## BEGIN RECORDED INFORMATION
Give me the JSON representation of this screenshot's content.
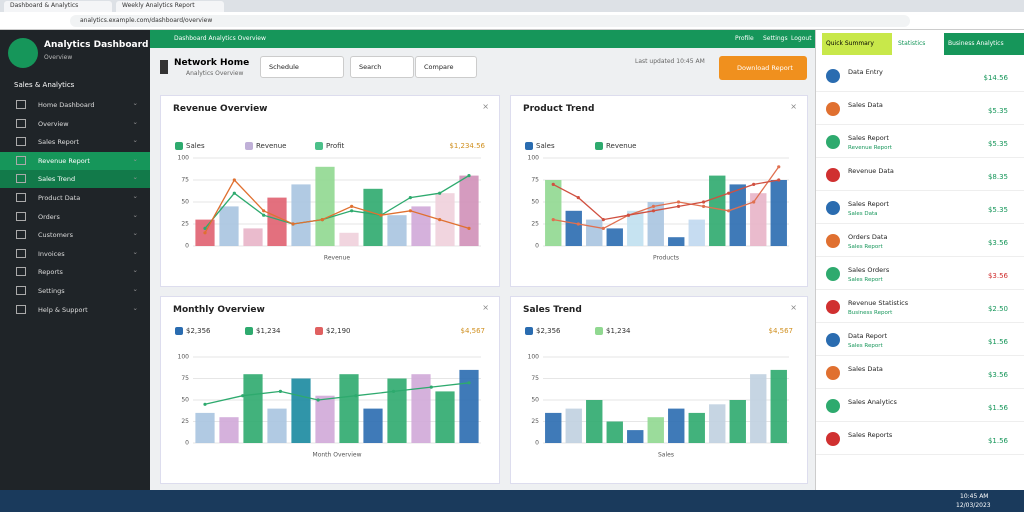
{
  "browser": {
    "tabs": [
      "Dashboard & Analytics",
      "Weekly Analytics Report"
    ],
    "url": "analytics.example.com/dashboard/overview"
  },
  "sidebar": {
    "brand": "Analytics Dashboard",
    "brand_sub": "Overview",
    "section": "Sales & Analytics",
    "items": [
      "Home Dashboard",
      "Overview",
      "Sales Report",
      "Revenue Report",
      "Sales Trend",
      "Product Data",
      "Orders",
      "Customers",
      "Invoices",
      "Reports",
      "Settings",
      "Help & Support"
    ],
    "active": 3
  },
  "topbar": {
    "left": "Dashboard Analytics Overview",
    "right": [
      "Profile",
      "Settings",
      "Logout"
    ]
  },
  "header": {
    "title": "Network Home",
    "subtitle": "Analytics Overview",
    "buttons": [
      "Schedule",
      "Search",
      "Compare"
    ],
    "updated": "Last updated 10:45 AM",
    "action": "Download Report"
  },
  "panels": [
    {
      "title": "Revenue Overview",
      "legend": [
        {
          "name": "Sales",
          "color": "#2eaa6e"
        },
        {
          "name": "Revenue",
          "color": "#c0b0d8"
        },
        {
          "name": "Profit",
          "color": "#4cc08a"
        }
      ],
      "stat": "$1,234.56",
      "xlabel": "Revenue",
      "ylim": [
        0,
        100
      ],
      "yticks": [
        0,
        25,
        50,
        75,
        100
      ],
      "bars": {
        "values": [
          30,
          45,
          20,
          55,
          70,
          90,
          15,
          65,
          35,
          45,
          60,
          80
        ],
        "colors": [
          "#e06070",
          "#a8c4e0",
          "#e8b4c8",
          "#e06070",
          "#a8c4e0",
          "#90d890",
          "#f0d0dc",
          "#2eaa6e",
          "#a8c4e0",
          "#d0a8d8",
          "#f0d0dc",
          "#d090b8"
        ]
      },
      "line": {
        "values": [
          20,
          60,
          35,
          25,
          30,
          40,
          35,
          55,
          60,
          80
        ],
        "color": "#2eaa6e"
      },
      "line2": {
        "values": [
          15,
          75,
          40,
          25,
          30,
          45,
          35,
          40,
          30,
          20
        ],
        "color": "#e07030"
      }
    },
    {
      "title": "Product Trend",
      "legend": [
        {
          "name": "Sales",
          "color": "#2a6cb0"
        },
        {
          "name": "Revenue",
          "color": "#2eaa6e"
        }
      ],
      "stat": "",
      "xlabel": "Products",
      "ylim": [
        0,
        100
      ],
      "yticks": [
        0,
        25,
        50,
        75,
        100
      ],
      "bars": {
        "values": [
          75,
          40,
          30,
          20,
          40,
          50,
          10,
          30,
          80,
          70,
          60,
          75
        ],
        "colors": [
          "#90d890",
          "#2a6cb0",
          "#a8c4e0",
          "#2a6cb0",
          "#c0e0f0",
          "#a8c4e0",
          "#2a6cb0",
          "#c0d8f0",
          "#2eaa6e",
          "#2a6cb0",
          "#e8b4c8",
          "#2a6cb0"
        ]
      },
      "line": {
        "values": [
          30,
          25,
          20,
          35,
          45,
          50,
          45,
          40,
          50,
          90
        ],
        "color": "#e07050"
      },
      "line2": {
        "values": [
          70,
          55,
          30,
          35,
          40,
          45,
          50,
          60,
          70,
          75
        ],
        "color": "#d05040"
      }
    },
    {
      "title": "Monthly Overview",
      "legend": [
        {
          "name": "$2,356",
          "color": "#2a6cb0"
        },
        {
          "name": "$1,234",
          "color": "#2eaa6e"
        },
        {
          "name": "$2,190",
          "color": "#e06060"
        }
      ],
      "stat": "$4,567",
      "xlabel": "Month Overview",
      "ylim": [
        0,
        100
      ],
      "yticks": [
        0,
        25,
        50,
        75,
        100
      ],
      "bars": {
        "values": [
          35,
          30,
          80,
          40,
          75,
          55,
          80,
          40,
          75,
          80,
          60,
          85
        ],
        "colors": [
          "#a8c4e0",
          "#d0a8d8",
          "#2eaa6e",
          "#a8c4e0",
          "#1a8aa0",
          "#d0a8d8",
          "#2eaa6e",
          "#2a6cb0",
          "#2eaa6e",
          "#d0a8d8",
          "#2eaa6e",
          "#2a6cb0"
        ]
      },
      "line": {
        "values": [
          45,
          55,
          60,
          50,
          55,
          60,
          65,
          70
        ],
        "color": "#2eaa6e"
      },
      "line2": null
    },
    {
      "title": "Sales Trend",
      "legend": [
        {
          "name": "$2,356",
          "color": "#2a6cb0"
        },
        {
          "name": "$1,234",
          "color": "#90d890"
        }
      ],
      "stat": "$4,567",
      "xlabel": "Sales",
      "ylim": [
        0,
        100
      ],
      "yticks": [
        0,
        25,
        50,
        75,
        100
      ],
      "bars": {
        "values": [
          35,
          40,
          50,
          25,
          15,
          30,
          40,
          35,
          45,
          50,
          80,
          85
        ],
        "colors": [
          "#2a6cb0",
          "#c0d0e0",
          "#2eaa6e",
          "#2eaa6e",
          "#2a6cb0",
          "#90d890",
          "#2a6cb0",
          "#2eaa6e",
          "#c0d0e0",
          "#2eaa6e",
          "#c0d0e0",
          "#2eaa6e"
        ]
      },
      "line": null,
      "line2": null
    }
  ],
  "right": {
    "tabs": [
      "Quick Summary",
      "Statistics",
      "Business Analytics"
    ],
    "items": [
      {
        "name": "Data Entry",
        "sub": "",
        "value": "$14.56"
      },
      {
        "name": "Sales Data",
        "sub": "",
        "value": "$5.35"
      },
      {
        "name": "Sales Report",
        "sub": "Revenue Report",
        "value": "$5.35"
      },
      {
        "name": "Revenue Data",
        "sub": "",
        "value": "$8.35"
      },
      {
        "name": "Sales Report",
        "sub": "Sales Data",
        "value": "$5.35"
      },
      {
        "name": "Orders Data",
        "sub": "Sales Report",
        "value": "$3.56"
      },
      {
        "name": "Sales Orders",
        "sub": "Sales Report",
        "value": "$3.56"
      },
      {
        "name": "Revenue Statistics",
        "sub": "Business Report",
        "value": "$2.50"
      },
      {
        "name": "Data Report",
        "sub": "Sales Report",
        "value": "$1.56"
      },
      {
        "name": "Sales Data",
        "sub": "",
        "value": "$3.56"
      },
      {
        "name": "Sales Analytics",
        "sub": "",
        "value": "$1.56"
      },
      {
        "name": "Sales Reports",
        "sub": "",
        "value": "$1.56"
      }
    ]
  },
  "taskbar": {
    "time": "10:45 AM",
    "date": "12/03/2023"
  }
}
## END RECORDED INFORMATION
▸ TASK REQUIREMENTS:
Skipping the pictures, transcribe each line above exactly as it appears.

▸ FINISHED TASK:
Give me the JSON representation of this screenshot's content.
{
  "browser": {
    "tabs": [
      "Dashboard & Analytics",
      "Weekly Analytics Report"
    ],
    "url": "analytics.example.com/dashboard/overview"
  },
  "sidebar": {
    "brand": "Analytics Dashboard",
    "brand_sub": "Overview",
    "section": "Sales & Analytics",
    "items": [
      "Home Dashboard",
      "Overview",
      "Sales Report",
      "Revenue Report",
      "Sales Trend",
      "Product Data",
      "Orders",
      "Customers",
      "Invoices",
      "Reports",
      "Settings",
      "Help & Support"
    ],
    "active": 3
  },
  "topbar": {
    "left": "Dashboard Analytics Overview",
    "right": [
      "Profile",
      "Settings",
      "Logout"
    ]
  },
  "header": {
    "title": "Network Home",
    "subtitle": "Analytics Overview",
    "buttons": [
      "Schedule",
      "Search",
      "Compare"
    ],
    "updated": "Last updated 10:45 AM",
    "action": "Download Report"
  },
  "panels": [
    {
      "title": "Revenue Overview",
      "legend": [
        {
          "name": "Sales",
          "color": "#2eaa6e"
        },
        {
          "name": "Revenue",
          "color": "#c0b0d8"
        },
        {
          "name": "Profit",
          "color": "#4cc08a"
        }
      ],
      "stat": "$1,234.56",
      "xlabel": "Revenue",
      "ylim": [
        0,
        100
      ],
      "yticks": [
        0,
        25,
        50,
        75,
        100
      ],
      "bars": {
        "values": [
          30,
          45,
          20,
          55,
          70,
          90,
          15,
          65,
          35,
          45,
          60,
          80
        ],
        "colors": [
          "#e06070",
          "#a8c4e0",
          "#e8b4c8",
          "#e06070",
          "#a8c4e0",
          "#90d890",
          "#f0d0dc",
          "#2eaa6e",
          "#a8c4e0",
          "#d0a8d8",
          "#f0d0dc",
          "#d090b8"
        ]
      },
      "line": {
        "values": [
          20,
          60,
          35,
          25,
          30,
          40,
          35,
          55,
          60,
          80
        ],
        "color": "#2eaa6e"
      },
      "line2": {
        "values": [
          15,
          75,
          40,
          25,
          30,
          45,
          35,
          40,
          30,
          20
        ],
        "color": "#e07030"
      }
    },
    {
      "title": "Product Trend",
      "legend": [
        {
          "name": "Sales",
          "color": "#2a6cb0"
        },
        {
          "name": "Revenue",
          "color": "#2eaa6e"
        }
      ],
      "stat": "",
      "xlabel": "Products",
      "ylim": [
        0,
        100
      ],
      "yticks": [
        0,
        25,
        50,
        75,
        100
      ],
      "bars": {
        "values": [
          75,
          40,
          30,
          20,
          40,
          50,
          10,
          30,
          80,
          70,
          60,
          75
        ],
        "colors": [
          "#90d890",
          "#2a6cb0",
          "#a8c4e0",
          "#2a6cb0",
          "#c0e0f0",
          "#a8c4e0",
          "#2a6cb0",
          "#c0d8f0",
          "#2eaa6e",
          "#2a6cb0",
          "#e8b4c8",
          "#2a6cb0"
        ]
      },
      "line": {
        "values": [
          30,
          25,
          20,
          35,
          45,
          50,
          45,
          40,
          50,
          90
        ],
        "color": "#e07050"
      },
      "line2": {
        "values": [
          70,
          55,
          30,
          35,
          40,
          45,
          50,
          60,
          70,
          75
        ],
        "color": "#d05040"
      }
    },
    {
      "title": "Monthly Overview",
      "legend": [
        {
          "name": "$2,356",
          "color": "#2a6cb0"
        },
        {
          "name": "$1,234",
          "color": "#2eaa6e"
        },
        {
          "name": "$2,190",
          "color": "#e06060"
        }
      ],
      "stat": "$4,567",
      "xlabel": "Month Overview",
      "ylim": [
        0,
        100
      ],
      "yticks": [
        0,
        25,
        50,
        75,
        100
      ],
      "bars": {
        "values": [
          35,
          30,
          80,
          40,
          75,
          55,
          80,
          40,
          75,
          80,
          60,
          85
        ],
        "colors": [
          "#a8c4e0",
          "#d0a8d8",
          "#2eaa6e",
          "#a8c4e0",
          "#1a8aa0",
          "#d0a8d8",
          "#2eaa6e",
          "#2a6cb0",
          "#2eaa6e",
          "#d0a8d8",
          "#2eaa6e",
          "#2a6cb0"
        ]
      },
      "line": {
        "values": [
          45,
          55,
          60,
          50,
          55,
          60,
          65,
          70
        ],
        "color": "#2eaa6e"
      },
      "line2": null
    },
    {
      "title": "Sales Trend",
      "legend": [
        {
          "name": "$2,356",
          "color": "#2a6cb0"
        },
        {
          "name": "$1,234",
          "color": "#90d890"
        }
      ],
      "stat": "$4,567",
      "xlabel": "Sales",
      "ylim": [
        0,
        100
      ],
      "yticks": [
        0,
        25,
        50,
        75,
        100
      ],
      "bars": {
        "values": [
          35,
          40,
          50,
          25,
          15,
          30,
          40,
          35,
          45,
          50,
          80,
          85
        ],
        "colors": [
          "#2a6cb0",
          "#c0d0e0",
          "#2eaa6e",
          "#2eaa6e",
          "#2a6cb0",
          "#90d890",
          "#2a6cb0",
          "#2eaa6e",
          "#c0d0e0",
          "#2eaa6e",
          "#c0d0e0",
          "#2eaa6e"
        ]
      },
      "line": null,
      "line2": null
    }
  ],
  "right": {
    "tabs": [
      "Quick Summary",
      "Statistics",
      "Business Analytics"
    ],
    "items": [
      {
        "name": "Data Entry",
        "sub": "",
        "value": "$14.56"
      },
      {
        "name": "Sales Data",
        "sub": "",
        "value": "$5.35"
      },
      {
        "name": "Sales Report",
        "sub": "Revenue Report",
        "value": "$5.35"
      },
      {
        "name": "Revenue Data",
        "sub": "",
        "value": "$8.35"
      },
      {
        "name": "Sales Report",
        "sub": "Sales Data",
        "value": "$5.35"
      },
      {
        "name": "Orders Data",
        "sub": "Sales Report",
        "value": "$3.56"
      },
      {
        "name": "Sales Orders",
        "sub": "Sales Report",
        "value": "$3.56"
      },
      {
        "name": "Revenue Statistics",
        "sub": "Business Report",
        "value": "$2.50"
      },
      {
        "name": "Data Report",
        "sub": "Sales Report",
        "value": "$1.56"
      },
      {
        "name": "Sales Data",
        "sub": "",
        "value": "$3.56"
      },
      {
        "name": "Sales Analytics",
        "sub": "",
        "value": "$1.56"
      },
      {
        "name": "Sales Reports",
        "sub": "",
        "value": "$1.56"
      }
    ]
  },
  "taskbar": {
    "time": "10:45 AM",
    "date": "12/03/2023"
  }
}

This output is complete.